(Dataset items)

________________________________________

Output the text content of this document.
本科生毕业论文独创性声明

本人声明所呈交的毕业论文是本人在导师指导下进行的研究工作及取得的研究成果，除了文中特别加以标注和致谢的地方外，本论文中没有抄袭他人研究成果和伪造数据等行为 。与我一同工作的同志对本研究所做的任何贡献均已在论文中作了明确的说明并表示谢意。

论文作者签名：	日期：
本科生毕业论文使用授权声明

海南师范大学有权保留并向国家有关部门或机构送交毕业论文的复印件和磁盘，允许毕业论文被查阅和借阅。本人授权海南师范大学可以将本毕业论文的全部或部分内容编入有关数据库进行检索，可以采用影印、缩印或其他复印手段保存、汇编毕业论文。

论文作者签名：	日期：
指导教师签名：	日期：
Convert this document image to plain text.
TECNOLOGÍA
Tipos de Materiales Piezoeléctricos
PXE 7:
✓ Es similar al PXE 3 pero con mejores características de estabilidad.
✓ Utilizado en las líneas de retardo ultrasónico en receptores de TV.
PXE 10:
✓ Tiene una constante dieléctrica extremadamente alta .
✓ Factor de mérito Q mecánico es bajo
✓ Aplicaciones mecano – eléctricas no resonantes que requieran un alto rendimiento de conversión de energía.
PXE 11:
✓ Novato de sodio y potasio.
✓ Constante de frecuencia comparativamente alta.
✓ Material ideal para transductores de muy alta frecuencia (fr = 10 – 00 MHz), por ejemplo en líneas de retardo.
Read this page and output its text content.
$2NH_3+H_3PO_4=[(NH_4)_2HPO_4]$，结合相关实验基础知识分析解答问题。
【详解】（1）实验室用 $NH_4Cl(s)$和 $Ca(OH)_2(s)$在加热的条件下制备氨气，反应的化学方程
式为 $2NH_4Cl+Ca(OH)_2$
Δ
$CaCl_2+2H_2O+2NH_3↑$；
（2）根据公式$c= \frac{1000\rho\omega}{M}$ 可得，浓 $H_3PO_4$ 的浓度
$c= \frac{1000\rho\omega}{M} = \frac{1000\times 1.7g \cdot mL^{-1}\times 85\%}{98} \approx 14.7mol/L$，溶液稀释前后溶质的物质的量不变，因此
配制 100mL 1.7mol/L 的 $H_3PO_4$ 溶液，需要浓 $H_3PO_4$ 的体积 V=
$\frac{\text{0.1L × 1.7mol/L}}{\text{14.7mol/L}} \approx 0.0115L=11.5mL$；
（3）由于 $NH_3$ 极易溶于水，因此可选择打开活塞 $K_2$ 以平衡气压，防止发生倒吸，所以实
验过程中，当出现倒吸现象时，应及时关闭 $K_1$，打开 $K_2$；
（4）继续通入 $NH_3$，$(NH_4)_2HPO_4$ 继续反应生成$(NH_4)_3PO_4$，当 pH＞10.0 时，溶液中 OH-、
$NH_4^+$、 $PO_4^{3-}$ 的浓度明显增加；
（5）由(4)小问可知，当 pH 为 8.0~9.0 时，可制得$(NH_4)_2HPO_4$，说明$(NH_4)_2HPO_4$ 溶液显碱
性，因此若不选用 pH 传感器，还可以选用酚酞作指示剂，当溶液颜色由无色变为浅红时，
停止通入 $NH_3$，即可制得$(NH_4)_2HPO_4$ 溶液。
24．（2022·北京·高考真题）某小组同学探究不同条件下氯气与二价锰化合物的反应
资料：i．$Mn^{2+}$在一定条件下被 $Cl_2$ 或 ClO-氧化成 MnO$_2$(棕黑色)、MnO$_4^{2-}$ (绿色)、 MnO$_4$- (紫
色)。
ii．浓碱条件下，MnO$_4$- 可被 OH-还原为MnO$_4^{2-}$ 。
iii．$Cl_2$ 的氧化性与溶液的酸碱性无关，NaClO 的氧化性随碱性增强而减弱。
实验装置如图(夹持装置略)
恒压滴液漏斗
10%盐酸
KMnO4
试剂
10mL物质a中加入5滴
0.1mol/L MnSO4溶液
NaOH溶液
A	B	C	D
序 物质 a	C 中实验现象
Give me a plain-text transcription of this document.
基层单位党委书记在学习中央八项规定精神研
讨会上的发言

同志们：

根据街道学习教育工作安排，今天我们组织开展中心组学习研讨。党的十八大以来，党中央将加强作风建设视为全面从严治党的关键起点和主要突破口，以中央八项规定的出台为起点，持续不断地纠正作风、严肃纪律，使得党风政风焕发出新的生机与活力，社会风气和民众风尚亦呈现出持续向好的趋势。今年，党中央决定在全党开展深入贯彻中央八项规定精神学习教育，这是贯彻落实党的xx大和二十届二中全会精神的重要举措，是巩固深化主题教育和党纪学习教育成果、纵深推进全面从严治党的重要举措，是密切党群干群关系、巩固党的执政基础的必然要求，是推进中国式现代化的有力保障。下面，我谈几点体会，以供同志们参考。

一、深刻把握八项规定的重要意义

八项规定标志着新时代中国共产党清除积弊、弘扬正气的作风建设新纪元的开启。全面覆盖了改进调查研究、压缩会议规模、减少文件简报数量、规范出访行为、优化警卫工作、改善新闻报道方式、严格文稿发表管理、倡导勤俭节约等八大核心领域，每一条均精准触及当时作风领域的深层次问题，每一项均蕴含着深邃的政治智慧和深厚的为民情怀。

________________________________________

> INSTRUCTIONS FOR THE TASK
Using the data above, repeat every line exactly.

> FULL OUTPUT
Output the text content of this document.
本科生毕业论文独创性声明

本人声明所呈交的毕业论文是本人在导师指导下进行的研究工作及取得的研究成果，除了文中特别加以标注和致谢的地方外，本论文中没有抄袭他人研究成果和伪造数据等行为 。与我一同工作的同志对本研究所做的任何贡献均已在论文中作了明确的说明并表示谢意。

论文作者签名：	日期：
本科生毕业论文使用授权声明

海南师范大学有权保留并向国家有关部门或机构送交毕业论文的复印件和磁盘，允许毕业论文被查阅和借阅。本人授权海南师范大学可以将本毕业论文的全部或部分内容编入有关数据库进行检索，可以采用影印、缩印或其他复印手段保存、汇编毕业论文。

论文作者签名：	日期：
指导教师签名：	日期：
Convert this document image to plain text.
TECNOLOGÍA
Tipos de Materiales Piezoeléctricos
PXE 7:
✓ Es similar al PXE 3 pero con mejores características de estabilidad.
✓ Utilizado en las líneas de retardo ultrasónico en receptores de TV.
PXE 10:
✓ Tiene una constante dieléctrica extremadamente alta .
✓ Factor de mérito Q mecánico es bajo
✓ Aplicaciones mecano – eléctricas no resonantes que requieran un alto rendimiento de conversión de energía.
PXE 11:
✓ Novato de sodio y potasio.
✓ Constante de frecuencia comparativamente alta.
✓ Material ideal para transductores de muy alta frecuencia (fr = 10 – 00 MHz), por ejemplo en líneas de retardo.
Read this page and output its text content.
$2NH_3+H_3PO_4=[(NH_4)_2HPO_4]$，结合相关实验基础知识分析解答问题。
【详解】（1）实验室用 $NH_4Cl(s)$和 $Ca(OH)_2(s)$在加热的条件下制备氨气，反应的化学方程
式为 $2NH_4Cl+Ca(OH)_2$
Δ
$CaCl_2+2H_2O+2NH_3↑$；
（2）根据公式$c= \frac{1000\rho\omega}{M}$ 可得，浓 $H_3PO_4$ 的浓度
$c= \frac{1000\rho\omega}{M} = \frac{1000\times 1.7g \cdot mL^{-1}\times 85\%}{98} \approx 14.7mol/L$，溶液稀释前后溶质的物质的量不变，因此
配制 100mL 1.7mol/L 的 $H_3PO_4$ 溶液，需要浓 $H_3PO_4$ 的体积 V=
$\frac{\text{0.1L × 1.7mol/L}}{\text{14.7mol/L}} \approx 0.0115L=11.5mL$；
（3）由于 $NH_3$ 极易溶于水，因此可选择打开活塞 $K_2$ 以平衡气压，防止发生倒吸，所以实
验过程中，当出现倒吸现象时，应及时关闭 $K_1$，打开 $K_2$；
（4）继续通入 $NH_3$，$(NH_4)_2HPO_4$ 继续反应生成$(NH_4)_3PO_4$，当 pH＞10.0 时，溶液中 OH-、
$NH_4^+$、 $PO_4^{3-}$ 的浓度明显增加；
（5）由(4)小问可知，当 pH 为 8.0~9.0 时，可制得$(NH_4)_2HPO_4$，说明$(NH_4)_2HPO_4$ 溶液显碱
性，因此若不选用 pH 传感器，还可以选用酚酞作指示剂，当溶液颜色由无色变为浅红时，
停止通入 $NH_3$，即可制得$(NH_4)_2HPO_4$ 溶液。
24．（2022·北京·高考真题）某小组同学探究不同条件下氯气与二价锰化合物的反应
资料：i．$Mn^{2+}$在一定条件下被 $Cl_2$ 或 ClO-氧化成 MnO$_2$(棕黑色)、MnO$_4^{2-}$ (绿色)、 MnO$_4$- (紫
色)。
ii．浓碱条件下，MnO$_4$- 可被 OH-还原为MnO$_4^{2-}$ 。
iii．$Cl_2$ 的氧化性与溶液的酸碱性无关，NaClO 的氧化性随碱性增强而减弱。
实验装置如图(夹持装置略)
恒压滴液漏斗
10%盐酸
KMnO4
试剂
10mL物质a中加入5滴
0.1mol/L MnSO4溶液
NaOH溶液
A	B	C	D
序 物质 a	C 中实验现象
Give me a plain-text transcription of this document.
基层单位党委书记在学习中央八项规定精神研
讨会上的发言

同志们：

根据街道学习教育工作安排，今天我们组织开展中心组学习研讨。党的十八大以来，党中央将加强作风建设视为全面从严治党的关键起点和主要突破口，以中央八项规定的出台为起点，持续不断地纠正作风、严肃纪律，使得党风政风焕发出新的生机与活力，社会风气和民众风尚亦呈现出持续向好的趋势。今年，党中央决定在全党开展深入贯彻中央八项规定精神学习教育，这是贯彻落实党的xx大和二十届二中全会精神的重要举措，是巩固深化主题教育和党纪学习教育成果、纵深推进全面从严治党的重要举措，是密切党群干群关系、巩固党的执政基础的必然要求，是推进中国式现代化的有力保障。下面，我谈几点体会，以供同志们参考。

一、深刻把握八项规定的重要意义

八项规定标志着新时代中国共产党清除积弊、弘扬正气的作风建设新纪元的开启。全面覆盖了改进调查研究、压缩会议规模、减少文件简报数量、规范出访行为、优化警卫工作、改善新闻报道方式、严格文稿发表管理、倡导勤俭节约等八大核心领域，每一条均精准触及当时作风领域的深层次问题，每一项均蕴含着深邃的政治智慧和深厚的为民情怀。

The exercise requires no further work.